• _Exercise prompt_
Find and copy lines holding "Seng".

• _Data extract_

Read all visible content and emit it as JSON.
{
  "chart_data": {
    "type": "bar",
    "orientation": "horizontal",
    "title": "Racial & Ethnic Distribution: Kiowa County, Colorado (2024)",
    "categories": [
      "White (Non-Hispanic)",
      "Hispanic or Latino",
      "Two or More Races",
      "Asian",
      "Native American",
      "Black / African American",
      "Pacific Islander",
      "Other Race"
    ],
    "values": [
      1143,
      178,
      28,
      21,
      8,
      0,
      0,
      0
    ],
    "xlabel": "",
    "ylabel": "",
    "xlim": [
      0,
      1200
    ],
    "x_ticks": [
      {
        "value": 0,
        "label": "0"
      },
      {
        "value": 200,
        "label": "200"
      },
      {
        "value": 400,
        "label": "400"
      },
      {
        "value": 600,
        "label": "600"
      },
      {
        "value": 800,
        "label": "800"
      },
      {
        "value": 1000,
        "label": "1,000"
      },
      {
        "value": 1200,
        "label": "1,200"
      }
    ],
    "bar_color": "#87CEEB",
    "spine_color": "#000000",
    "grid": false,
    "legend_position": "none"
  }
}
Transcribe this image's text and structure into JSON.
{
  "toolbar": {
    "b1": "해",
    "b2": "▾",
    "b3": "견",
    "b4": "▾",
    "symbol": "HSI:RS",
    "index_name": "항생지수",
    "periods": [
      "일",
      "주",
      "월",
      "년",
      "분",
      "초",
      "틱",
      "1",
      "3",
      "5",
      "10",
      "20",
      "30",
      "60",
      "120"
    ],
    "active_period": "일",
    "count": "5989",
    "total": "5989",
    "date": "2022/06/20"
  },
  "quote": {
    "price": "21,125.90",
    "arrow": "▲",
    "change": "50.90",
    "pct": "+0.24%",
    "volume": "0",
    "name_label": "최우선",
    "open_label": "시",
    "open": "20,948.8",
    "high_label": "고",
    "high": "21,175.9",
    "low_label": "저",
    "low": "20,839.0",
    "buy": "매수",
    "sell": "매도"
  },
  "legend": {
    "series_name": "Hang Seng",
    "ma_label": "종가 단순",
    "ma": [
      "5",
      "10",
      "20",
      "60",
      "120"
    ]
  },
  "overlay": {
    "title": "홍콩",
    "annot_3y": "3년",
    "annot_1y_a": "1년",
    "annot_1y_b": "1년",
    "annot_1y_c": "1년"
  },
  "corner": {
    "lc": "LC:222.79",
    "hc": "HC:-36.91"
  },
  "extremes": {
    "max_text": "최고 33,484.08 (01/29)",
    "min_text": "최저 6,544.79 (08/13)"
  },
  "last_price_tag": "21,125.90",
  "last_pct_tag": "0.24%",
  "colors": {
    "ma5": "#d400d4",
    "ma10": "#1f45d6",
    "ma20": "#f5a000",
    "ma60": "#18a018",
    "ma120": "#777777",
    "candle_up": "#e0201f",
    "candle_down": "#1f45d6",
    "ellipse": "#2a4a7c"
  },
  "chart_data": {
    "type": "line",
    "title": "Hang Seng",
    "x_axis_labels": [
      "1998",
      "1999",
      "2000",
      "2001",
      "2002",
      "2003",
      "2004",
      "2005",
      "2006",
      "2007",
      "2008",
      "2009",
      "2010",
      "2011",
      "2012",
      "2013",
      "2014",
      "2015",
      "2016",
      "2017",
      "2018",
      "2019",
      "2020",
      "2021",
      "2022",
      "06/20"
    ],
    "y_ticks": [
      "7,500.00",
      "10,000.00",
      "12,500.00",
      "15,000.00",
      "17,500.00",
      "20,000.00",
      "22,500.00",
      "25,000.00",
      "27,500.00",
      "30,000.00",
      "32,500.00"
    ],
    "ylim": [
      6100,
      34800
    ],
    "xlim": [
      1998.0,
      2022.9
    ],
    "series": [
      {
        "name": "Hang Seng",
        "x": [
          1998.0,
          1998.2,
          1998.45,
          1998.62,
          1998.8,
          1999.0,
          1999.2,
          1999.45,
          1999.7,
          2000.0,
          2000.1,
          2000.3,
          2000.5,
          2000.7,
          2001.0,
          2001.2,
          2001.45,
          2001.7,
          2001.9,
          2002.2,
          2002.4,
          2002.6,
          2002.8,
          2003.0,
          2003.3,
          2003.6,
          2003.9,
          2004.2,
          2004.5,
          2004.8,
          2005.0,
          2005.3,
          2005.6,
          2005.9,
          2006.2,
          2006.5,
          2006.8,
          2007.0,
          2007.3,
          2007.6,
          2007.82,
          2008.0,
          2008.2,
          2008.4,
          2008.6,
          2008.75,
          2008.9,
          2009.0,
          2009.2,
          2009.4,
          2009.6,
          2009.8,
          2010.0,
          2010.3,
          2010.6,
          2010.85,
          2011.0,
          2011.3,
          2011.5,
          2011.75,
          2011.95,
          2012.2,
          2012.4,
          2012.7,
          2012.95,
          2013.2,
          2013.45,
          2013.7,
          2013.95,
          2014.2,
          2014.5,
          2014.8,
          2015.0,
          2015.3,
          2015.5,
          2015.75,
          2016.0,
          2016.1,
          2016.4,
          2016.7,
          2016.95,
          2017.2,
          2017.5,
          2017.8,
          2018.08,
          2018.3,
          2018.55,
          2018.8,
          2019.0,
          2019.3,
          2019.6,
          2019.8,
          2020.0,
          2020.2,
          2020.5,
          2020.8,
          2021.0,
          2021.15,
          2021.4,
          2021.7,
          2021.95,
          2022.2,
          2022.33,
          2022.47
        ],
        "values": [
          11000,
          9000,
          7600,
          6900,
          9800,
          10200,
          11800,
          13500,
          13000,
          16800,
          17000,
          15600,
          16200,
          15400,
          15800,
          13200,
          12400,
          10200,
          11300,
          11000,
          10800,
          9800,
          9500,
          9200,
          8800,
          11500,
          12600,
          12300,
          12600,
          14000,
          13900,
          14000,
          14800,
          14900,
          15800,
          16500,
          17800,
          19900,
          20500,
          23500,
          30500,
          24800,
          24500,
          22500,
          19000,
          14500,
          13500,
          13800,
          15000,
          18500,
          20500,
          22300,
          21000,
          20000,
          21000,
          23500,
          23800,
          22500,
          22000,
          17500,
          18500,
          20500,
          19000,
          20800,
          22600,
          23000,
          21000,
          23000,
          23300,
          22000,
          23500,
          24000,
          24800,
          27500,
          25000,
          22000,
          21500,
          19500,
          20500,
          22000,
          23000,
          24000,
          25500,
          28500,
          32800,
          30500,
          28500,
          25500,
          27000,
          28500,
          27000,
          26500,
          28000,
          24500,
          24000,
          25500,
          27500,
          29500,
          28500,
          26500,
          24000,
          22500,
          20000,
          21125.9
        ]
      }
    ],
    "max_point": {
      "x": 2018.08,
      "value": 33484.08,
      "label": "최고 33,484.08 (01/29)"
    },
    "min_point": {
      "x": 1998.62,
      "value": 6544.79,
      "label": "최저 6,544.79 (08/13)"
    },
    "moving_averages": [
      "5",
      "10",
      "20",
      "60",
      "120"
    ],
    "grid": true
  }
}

• _Full answer_
    "series_name": "Hang Seng",
    "title": "Hang Seng",
        "name": "Hang Seng",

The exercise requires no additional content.